> [WHAT YOU HAVE TO DO]: Write out the material again exactly, please, and omit the pictures.
== LISTING
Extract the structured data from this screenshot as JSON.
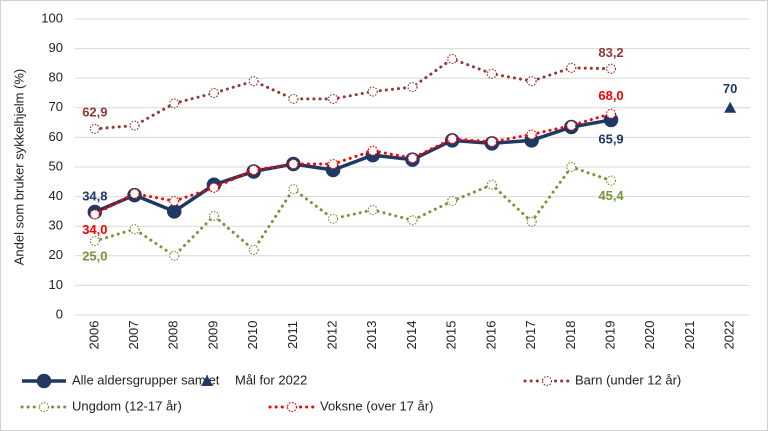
{
  "chart_data": {
    "type": "line",
    "y_label": "Andel som bruker sykkelhjelm (%)",
    "categories": [
      "2006",
      "2007",
      "2008",
      "2009",
      "2010",
      "2011",
      "2012",
      "2013",
      "2014",
      "2015",
      "2016",
      "2017",
      "2018",
      "2019",
      "2020",
      "2021",
      "2022"
    ],
    "ylim": [
      0,
      100
    ],
    "yticks": [
      0,
      10,
      20,
      30,
      40,
      50,
      60,
      70,
      80,
      90,
      100
    ],
    "grid": true,
    "series": [
      {
        "name": "Alle aldersgrupper samlet",
        "color": "#1f3864",
        "line": "solid",
        "marker": "circle",
        "values": [
          34.8,
          40.5,
          35,
          44,
          48.5,
          51,
          49,
          54,
          52.5,
          59,
          58,
          59,
          63.5,
          65.9,
          null,
          null,
          null
        ],
        "value_labels": [
          "34,8",
          null,
          null,
          null,
          null,
          null,
          null,
          null,
          null,
          null,
          null,
          null,
          null,
          "65,9",
          null,
          null,
          null
        ]
      },
      {
        "name": "Mål for 2022",
        "color": "#1f3864",
        "line": "none",
        "marker": "triangle",
        "values": [
          null,
          null,
          null,
          null,
          null,
          null,
          null,
          null,
          null,
          null,
          null,
          null,
          null,
          null,
          null,
          null,
          70
        ]
      },
      {
        "name": "Barn (under 12 år)",
        "color": "#943634",
        "line": "dotted",
        "marker": "hollow",
        "values": [
          62.9,
          64,
          71.5,
          75,
          79,
          73,
          73,
          75.5,
          77,
          86.5,
          81.5,
          79,
          83.5,
          83.2,
          null,
          null,
          null
        ],
        "value_labels": [
          "62,9",
          null,
          null,
          null,
          null,
          null,
          null,
          null,
          null,
          null,
          null,
          null,
          null,
          "83,2",
          null,
          null,
          null
        ]
      },
      {
        "name": "Ungdom (12-17 år)",
        "color": "#77933c",
        "line": "dotted",
        "marker": "hollow",
        "values": [
          25.0,
          29,
          20,
          33.5,
          22,
          42.5,
          32.5,
          35.5,
          32,
          38.5,
          44,
          31.5,
          50,
          45.4,
          null,
          null,
          null
        ],
        "value_labels": [
          "25,0",
          null,
          null,
          null,
          null,
          null,
          null,
          null,
          null,
          null,
          null,
          null,
          null,
          "45,4",
          null,
          null,
          null
        ]
      },
      {
        "name": "Voksne (over 17 år)",
        "color": "#ff0000",
        "line": "dotted",
        "marker": "hollow",
        "values": [
          34.0,
          41,
          38.5,
          43,
          49,
          51,
          51,
          55.5,
          53,
          59.5,
          58.5,
          61,
          64,
          68.0,
          null,
          null,
          null
        ],
        "value_labels": [
          "34,0",
          null,
          null,
          null,
          null,
          null,
          null,
          null,
          null,
          null,
          null,
          null,
          null,
          "68,0",
          null,
          null,
          null
        ]
      }
    ]
  }
}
====
> [PROBLEM SOLUTION]:
Extract the structured data from this screenshot as JSON.
{
  "chart_data": {
    "type": "line",
    "y_label": "Andel som bruker sykkelhjelm (%)",
    "categories": [
      "2006",
      "2007",
      "2008",
      "2009",
      "2010",
      "2011",
      "2012",
      "2013",
      "2014",
      "2015",
      "2016",
      "2017",
      "2018",
      "2019",
      "2020",
      "2021",
      "2022"
    ],
    "ylim": [
      0,
      100
    ],
    "yticks": [
      0,
      10,
      20,
      30,
      40,
      50,
      60,
      70,
      80,
      90,
      100
    ],
    "grid": true,
    "series": [
      {
        "name": "Alle aldersgrupper samlet",
        "color": "#1f3864",
        "line": "solid",
        "marker": "circle",
        "values": [
          34.8,
          40.5,
          35,
          44,
          48.5,
          51,
          49,
          54,
          52.5,
          59,
          58,
          59,
          63.5,
          65.9,
          null,
          null,
          null
        ],
        "value_labels": [
          "34,8",
          null,
          null,
          null,
          null,
          null,
          null,
          null,
          null,
          null,
          null,
          null,
          null,
          "65,9",
          null,
          null,
          null
        ]
      },
      {
        "name": "Mål for 2022",
        "color": "#1f3864",
        "line": "none",
        "marker": "triangle",
        "values": [
          null,
          null,
          null,
          null,
          null,
          null,
          null,
          null,
          null,
          null,
          null,
          null,
          null,
          null,
          null,
          null,
          70
        ]
      },
      {
        "name": "Barn (under 12 år)",
        "color": "#943634",
        "line": "dotted",
        "marker": "hollow",
        "values": [
          62.9,
          64,
          71.5,
          75,
          79,
          73,
          73,
          75.5,
          77,
          86.5,
          81.5,
          79,
          83.5,
          83.2,
          null,
          null,
          null
        ],
        "value_labels": [
          "62,9",
          null,
          null,
          null,
          null,
          null,
          null,
          null,
          null,
          null,
          null,
          null,
          null,
          "83,2",
          null,
          null,
          null
        ]
      },
      {
        "name": "Ungdom (12-17 år)",
        "color": "#77933c",
        "line": "dotted",
        "marker": "hollow",
        "values": [
          25.0,
          29,
          20,
          33.5,
          22,
          42.5,
          32.5,
          35.5,
          32,
          38.5,
          44,
          31.5,
          50,
          45.4,
          null,
          null,
          null
        ],
        "value_labels": [
          "25,0",
          null,
          null,
          null,
          null,
          null,
          null,
          null,
          null,
          null,
          null,
          null,
          null,
          "45,4",
          null,
          null,
          null
        ]
      },
      {
        "name": "Voksne (over 17 år)",
        "color": "#ff0000",
        "line": "dotted",
        "marker": "hollow",
        "values": [
          34.0,
          41,
          38.5,
          43,
          49,
          51,
          51,
          55.5,
          53,
          59.5,
          58.5,
          61,
          64,
          68.0,
          null,
          null,
          null
        ],
        "value_labels": [
          "34,0",
          null,
          null,
          null,
          null,
          null,
          null,
          null,
          null,
          null,
          null,
          null,
          null,
          "68,0",
          null,
          null,
          null
        ]
      }
    ]
  }
}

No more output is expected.